──────── SOURCE MATERIAL ────────
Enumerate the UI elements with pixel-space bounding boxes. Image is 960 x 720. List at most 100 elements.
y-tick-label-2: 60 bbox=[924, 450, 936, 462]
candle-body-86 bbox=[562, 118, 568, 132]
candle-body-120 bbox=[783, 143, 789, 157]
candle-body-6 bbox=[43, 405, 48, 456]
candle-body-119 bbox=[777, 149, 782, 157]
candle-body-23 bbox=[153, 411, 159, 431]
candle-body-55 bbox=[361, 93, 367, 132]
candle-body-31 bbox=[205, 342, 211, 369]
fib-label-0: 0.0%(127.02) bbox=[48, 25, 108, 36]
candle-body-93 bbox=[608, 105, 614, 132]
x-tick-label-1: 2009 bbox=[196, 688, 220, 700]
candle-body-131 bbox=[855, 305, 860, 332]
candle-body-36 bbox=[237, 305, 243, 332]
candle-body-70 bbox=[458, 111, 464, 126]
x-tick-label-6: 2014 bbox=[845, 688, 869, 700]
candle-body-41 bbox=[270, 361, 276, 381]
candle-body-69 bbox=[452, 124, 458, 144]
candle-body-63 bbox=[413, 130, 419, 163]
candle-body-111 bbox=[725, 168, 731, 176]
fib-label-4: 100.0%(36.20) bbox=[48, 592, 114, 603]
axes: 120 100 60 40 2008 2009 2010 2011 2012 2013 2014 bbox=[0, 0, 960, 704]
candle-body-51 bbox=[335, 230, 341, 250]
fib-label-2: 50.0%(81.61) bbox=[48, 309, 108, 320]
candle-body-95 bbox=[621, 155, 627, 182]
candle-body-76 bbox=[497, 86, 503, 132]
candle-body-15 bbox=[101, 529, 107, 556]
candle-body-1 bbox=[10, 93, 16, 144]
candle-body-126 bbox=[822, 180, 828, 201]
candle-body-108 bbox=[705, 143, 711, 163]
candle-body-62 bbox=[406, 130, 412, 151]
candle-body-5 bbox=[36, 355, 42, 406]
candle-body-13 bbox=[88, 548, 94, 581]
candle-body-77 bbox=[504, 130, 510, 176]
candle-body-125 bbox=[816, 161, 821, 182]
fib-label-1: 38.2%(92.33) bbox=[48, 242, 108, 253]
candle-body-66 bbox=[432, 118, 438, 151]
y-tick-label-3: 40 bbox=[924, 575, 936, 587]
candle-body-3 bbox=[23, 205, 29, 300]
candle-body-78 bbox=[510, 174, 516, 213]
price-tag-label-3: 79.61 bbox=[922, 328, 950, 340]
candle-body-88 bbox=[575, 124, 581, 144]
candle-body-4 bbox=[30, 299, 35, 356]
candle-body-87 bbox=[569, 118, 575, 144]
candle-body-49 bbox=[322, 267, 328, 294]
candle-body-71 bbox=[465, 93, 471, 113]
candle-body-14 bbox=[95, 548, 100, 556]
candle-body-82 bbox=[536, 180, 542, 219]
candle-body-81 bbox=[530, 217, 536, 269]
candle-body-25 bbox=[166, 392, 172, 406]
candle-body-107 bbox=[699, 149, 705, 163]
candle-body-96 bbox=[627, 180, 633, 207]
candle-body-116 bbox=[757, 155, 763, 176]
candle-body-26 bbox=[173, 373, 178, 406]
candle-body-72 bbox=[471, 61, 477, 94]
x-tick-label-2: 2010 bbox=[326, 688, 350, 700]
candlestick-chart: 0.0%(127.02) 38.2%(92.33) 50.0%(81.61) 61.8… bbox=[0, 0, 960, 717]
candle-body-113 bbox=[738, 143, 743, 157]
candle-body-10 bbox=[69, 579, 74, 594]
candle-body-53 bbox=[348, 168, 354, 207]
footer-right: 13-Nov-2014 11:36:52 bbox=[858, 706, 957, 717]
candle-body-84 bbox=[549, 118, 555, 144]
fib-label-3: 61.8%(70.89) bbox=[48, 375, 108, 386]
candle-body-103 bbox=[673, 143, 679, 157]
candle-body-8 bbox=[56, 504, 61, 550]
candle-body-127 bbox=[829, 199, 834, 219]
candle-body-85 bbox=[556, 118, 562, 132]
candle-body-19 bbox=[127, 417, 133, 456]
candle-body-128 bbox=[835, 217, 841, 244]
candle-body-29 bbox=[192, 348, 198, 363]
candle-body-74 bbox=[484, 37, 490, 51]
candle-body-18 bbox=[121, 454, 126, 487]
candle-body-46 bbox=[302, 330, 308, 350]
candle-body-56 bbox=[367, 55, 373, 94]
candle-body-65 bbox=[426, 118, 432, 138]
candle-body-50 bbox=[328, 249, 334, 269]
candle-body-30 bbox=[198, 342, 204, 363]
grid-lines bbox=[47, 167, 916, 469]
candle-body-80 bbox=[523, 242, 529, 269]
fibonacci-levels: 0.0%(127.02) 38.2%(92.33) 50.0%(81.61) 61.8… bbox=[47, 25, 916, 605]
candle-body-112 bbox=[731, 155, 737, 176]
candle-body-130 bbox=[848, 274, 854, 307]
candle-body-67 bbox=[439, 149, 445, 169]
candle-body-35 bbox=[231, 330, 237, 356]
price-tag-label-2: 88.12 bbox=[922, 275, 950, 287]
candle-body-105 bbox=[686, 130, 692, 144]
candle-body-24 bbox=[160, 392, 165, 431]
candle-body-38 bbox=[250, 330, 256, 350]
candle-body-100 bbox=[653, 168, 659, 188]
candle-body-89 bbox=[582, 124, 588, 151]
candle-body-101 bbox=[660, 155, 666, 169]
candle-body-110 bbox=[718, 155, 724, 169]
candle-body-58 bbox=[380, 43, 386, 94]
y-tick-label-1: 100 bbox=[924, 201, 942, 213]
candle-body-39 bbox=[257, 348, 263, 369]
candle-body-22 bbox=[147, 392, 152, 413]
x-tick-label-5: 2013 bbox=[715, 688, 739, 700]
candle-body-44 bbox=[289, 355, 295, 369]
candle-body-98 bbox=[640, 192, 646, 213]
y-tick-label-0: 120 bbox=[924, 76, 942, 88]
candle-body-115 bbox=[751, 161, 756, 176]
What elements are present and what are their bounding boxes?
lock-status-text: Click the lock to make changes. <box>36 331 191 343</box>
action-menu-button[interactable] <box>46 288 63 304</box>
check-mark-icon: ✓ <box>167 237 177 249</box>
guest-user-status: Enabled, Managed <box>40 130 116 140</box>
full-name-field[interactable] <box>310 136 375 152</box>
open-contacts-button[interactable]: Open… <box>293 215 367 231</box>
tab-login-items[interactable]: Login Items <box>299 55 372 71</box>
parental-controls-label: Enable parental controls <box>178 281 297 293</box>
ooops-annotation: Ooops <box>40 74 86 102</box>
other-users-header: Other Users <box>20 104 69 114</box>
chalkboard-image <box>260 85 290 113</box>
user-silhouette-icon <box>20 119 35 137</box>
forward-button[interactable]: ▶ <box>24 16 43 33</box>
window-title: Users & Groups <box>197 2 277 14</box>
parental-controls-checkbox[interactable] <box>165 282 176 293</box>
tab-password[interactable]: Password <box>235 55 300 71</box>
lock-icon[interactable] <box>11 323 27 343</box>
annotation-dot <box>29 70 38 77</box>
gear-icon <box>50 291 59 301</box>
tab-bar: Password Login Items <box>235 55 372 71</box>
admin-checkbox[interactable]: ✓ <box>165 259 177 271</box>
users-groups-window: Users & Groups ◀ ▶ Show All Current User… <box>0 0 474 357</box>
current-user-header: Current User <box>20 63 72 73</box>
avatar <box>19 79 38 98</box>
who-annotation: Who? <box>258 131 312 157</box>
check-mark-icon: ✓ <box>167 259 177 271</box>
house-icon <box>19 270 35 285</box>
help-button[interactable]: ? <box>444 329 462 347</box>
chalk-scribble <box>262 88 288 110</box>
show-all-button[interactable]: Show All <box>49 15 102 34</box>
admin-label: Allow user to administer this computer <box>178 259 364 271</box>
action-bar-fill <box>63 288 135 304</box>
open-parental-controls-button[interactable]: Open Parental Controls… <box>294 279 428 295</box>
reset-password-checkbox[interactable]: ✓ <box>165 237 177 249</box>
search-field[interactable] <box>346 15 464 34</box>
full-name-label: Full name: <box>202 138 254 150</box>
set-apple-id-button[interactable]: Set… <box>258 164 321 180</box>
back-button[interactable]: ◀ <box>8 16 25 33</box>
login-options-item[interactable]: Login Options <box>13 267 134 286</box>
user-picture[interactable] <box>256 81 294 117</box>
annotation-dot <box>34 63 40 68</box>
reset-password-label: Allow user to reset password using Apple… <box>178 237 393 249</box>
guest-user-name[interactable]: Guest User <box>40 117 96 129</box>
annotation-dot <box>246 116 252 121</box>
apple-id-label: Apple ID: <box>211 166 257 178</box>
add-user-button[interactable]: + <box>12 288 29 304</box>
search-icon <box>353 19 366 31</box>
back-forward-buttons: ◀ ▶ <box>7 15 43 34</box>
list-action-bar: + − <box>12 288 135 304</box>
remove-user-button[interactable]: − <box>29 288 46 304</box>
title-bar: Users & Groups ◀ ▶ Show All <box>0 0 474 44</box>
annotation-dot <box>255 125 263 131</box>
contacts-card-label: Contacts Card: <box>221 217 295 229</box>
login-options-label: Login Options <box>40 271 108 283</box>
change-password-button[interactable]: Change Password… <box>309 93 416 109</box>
────────
* **AIM OF THE TASK**: Give again, without any change, the lines of the records from the start through the line that contains "x-tick-label-6: 2014 bbox=[845, 688, 869, 700]", with that line included.

* **ANSWER FOR THIS EXERCISE**:
Enumerate the UI elements with pixel-space bounding boxes. Image is 960 x 720. List at most 100 elements.
y-tick-label-2: 60 bbox=[924, 450, 936, 462]
candle-body-86 bbox=[562, 118, 568, 132]
candle-body-120 bbox=[783, 143, 789, 157]
candle-body-6 bbox=[43, 405, 48, 456]
candle-body-119 bbox=[777, 149, 782, 157]
candle-body-23 bbox=[153, 411, 159, 431]
candle-body-55 bbox=[361, 93, 367, 132]
candle-body-31 bbox=[205, 342, 211, 369]
fib-label-0: 0.0%(127.02) bbox=[48, 25, 108, 36]
candle-body-93 bbox=[608, 105, 614, 132]
x-tick-label-1: 2009 bbox=[196, 688, 220, 700]
candle-body-131 bbox=[855, 305, 860, 332]
candle-body-36 bbox=[237, 305, 243, 332]
candle-body-70 bbox=[458, 111, 464, 126]
x-tick-label-6: 2014 bbox=[845, 688, 869, 700]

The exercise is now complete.